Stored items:
▬▬▬▬▬▬

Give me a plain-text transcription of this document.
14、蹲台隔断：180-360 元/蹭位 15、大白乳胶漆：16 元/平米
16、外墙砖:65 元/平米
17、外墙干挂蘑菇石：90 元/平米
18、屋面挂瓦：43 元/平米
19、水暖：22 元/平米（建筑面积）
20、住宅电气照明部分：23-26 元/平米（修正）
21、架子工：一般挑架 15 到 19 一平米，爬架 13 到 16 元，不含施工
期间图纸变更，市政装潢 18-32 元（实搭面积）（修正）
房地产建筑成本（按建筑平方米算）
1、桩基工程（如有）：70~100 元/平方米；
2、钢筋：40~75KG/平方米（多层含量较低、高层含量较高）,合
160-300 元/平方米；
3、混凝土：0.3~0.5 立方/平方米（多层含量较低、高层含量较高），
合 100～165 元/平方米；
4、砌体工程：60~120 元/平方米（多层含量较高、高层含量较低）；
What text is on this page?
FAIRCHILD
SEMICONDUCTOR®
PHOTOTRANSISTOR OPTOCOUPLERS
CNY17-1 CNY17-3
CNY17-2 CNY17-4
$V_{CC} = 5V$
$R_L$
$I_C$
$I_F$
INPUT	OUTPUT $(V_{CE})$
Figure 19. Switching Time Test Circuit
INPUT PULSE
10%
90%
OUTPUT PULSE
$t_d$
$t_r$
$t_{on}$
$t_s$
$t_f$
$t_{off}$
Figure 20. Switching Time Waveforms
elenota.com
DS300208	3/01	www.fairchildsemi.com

▬▬▬▬▬▬

→ TASK PROMPT:
Recopy the entries above in their entirety, exactly.

→ COMPLETED TASK:
Give me a plain-text transcription of this document.
14、蹲台隔断：180-360 元/蹭位 15、大白乳胶漆：16 元/平米
16、外墙砖:65 元/平米
17、外墙干挂蘑菇石：90 元/平米
18、屋面挂瓦：43 元/平米
19、水暖：22 元/平米（建筑面积）
20、住宅电气照明部分：23-26 元/平米（修正）
21、架子工：一般挑架 15 到 19 一平米，爬架 13 到 16 元，不含施工
期间图纸变更，市政装潢 18-32 元（实搭面积）（修正）
房地产建筑成本（按建筑平方米算）
1、桩基工程（如有）：70~100 元/平方米；
2、钢筋：40~75KG/平方米（多层含量较低、高层含量较高）,合
160-300 元/平方米；
3、混凝土：0.3~0.5 立方/平方米（多层含量较低、高层含量较高），
合 100～165 元/平方米；
4、砌体工程：60~120 元/平方米（多层含量较高、高层含量较低）；
What text is on this page?
FAIRCHILD
SEMICONDUCTOR®
PHOTOTRANSISTOR OPTOCOUPLERS
CNY17-1 CNY17-3
CNY17-2 CNY17-4
$V_{CC} = 5V$
$R_L$
$I_C$
$I_F$
INPUT	OUTPUT $(V_{CE})$
Figure 19. Switching Time Test Circuit
INPUT PULSE
10%
90%
OUTPUT PULSE
$t_d$
$t_r$
$t_{on}$
$t_s$
$t_f$
$t_{off}$
Figure 20. Switching Time Waveforms
elenota.com
DS300208	3/01	www.fairchildsemi.com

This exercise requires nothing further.